--- START RAW RECORDS ---
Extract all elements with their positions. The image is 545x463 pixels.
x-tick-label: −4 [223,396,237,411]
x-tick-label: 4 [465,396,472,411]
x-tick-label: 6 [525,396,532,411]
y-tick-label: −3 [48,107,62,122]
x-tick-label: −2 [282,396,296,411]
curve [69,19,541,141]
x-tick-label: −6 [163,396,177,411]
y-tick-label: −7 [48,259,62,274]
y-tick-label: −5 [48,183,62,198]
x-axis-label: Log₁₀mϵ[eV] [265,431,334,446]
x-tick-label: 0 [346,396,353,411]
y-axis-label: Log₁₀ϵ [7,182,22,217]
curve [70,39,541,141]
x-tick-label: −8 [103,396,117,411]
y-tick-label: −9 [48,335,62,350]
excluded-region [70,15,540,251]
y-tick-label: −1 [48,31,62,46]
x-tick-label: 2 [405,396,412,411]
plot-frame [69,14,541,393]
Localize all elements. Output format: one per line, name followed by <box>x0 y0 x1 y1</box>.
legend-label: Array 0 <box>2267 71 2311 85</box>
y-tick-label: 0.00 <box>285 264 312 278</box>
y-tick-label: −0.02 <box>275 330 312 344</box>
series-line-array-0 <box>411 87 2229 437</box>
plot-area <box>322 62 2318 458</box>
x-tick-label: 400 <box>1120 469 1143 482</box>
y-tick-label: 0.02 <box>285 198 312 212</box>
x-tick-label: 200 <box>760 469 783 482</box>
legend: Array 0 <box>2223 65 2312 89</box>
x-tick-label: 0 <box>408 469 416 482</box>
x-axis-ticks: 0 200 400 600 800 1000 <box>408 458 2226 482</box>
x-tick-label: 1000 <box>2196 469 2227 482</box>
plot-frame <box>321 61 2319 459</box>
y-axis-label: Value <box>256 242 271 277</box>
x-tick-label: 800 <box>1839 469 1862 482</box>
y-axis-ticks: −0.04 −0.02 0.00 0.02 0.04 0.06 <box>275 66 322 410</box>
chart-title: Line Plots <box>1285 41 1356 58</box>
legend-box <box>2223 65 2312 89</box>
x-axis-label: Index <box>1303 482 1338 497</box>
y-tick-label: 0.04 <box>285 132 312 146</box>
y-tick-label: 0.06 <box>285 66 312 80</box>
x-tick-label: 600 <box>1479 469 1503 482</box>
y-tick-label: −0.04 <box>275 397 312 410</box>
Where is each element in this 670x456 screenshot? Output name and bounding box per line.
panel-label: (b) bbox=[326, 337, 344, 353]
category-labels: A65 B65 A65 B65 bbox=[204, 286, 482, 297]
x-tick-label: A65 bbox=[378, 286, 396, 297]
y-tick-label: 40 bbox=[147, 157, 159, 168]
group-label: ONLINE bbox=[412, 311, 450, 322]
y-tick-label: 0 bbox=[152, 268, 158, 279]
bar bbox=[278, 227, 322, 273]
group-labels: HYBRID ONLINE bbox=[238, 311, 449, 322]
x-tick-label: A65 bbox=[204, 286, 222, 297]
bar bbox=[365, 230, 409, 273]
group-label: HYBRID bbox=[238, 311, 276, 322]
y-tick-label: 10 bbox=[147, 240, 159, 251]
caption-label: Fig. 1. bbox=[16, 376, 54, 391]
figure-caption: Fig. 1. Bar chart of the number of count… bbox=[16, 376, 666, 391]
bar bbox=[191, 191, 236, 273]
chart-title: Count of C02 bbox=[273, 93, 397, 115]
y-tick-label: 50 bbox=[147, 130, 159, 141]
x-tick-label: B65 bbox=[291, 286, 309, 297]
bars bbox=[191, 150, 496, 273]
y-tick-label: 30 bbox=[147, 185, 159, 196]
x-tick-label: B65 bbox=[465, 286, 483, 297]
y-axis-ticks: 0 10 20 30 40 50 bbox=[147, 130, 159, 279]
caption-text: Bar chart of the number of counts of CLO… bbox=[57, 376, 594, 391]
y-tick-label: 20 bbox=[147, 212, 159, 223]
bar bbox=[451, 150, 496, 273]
--- END RAW RECORDS ---
EXERCISE GOAL :: Locate each line in the entries above that contains the word "chart" and copy those lines in full.

RESULT OF THIS TASK ::
chart-title: Line Plots <box>1285 41 1356 58</box>
figure-caption: Fig. 1. Bar chart of the number of count… bbox=[16, 376, 666, 391]
chart-title: Count of C02 bbox=[273, 93, 397, 115]
caption-text: Bar chart of the number of counts of CLO… bbox=[57, 376, 594, 391]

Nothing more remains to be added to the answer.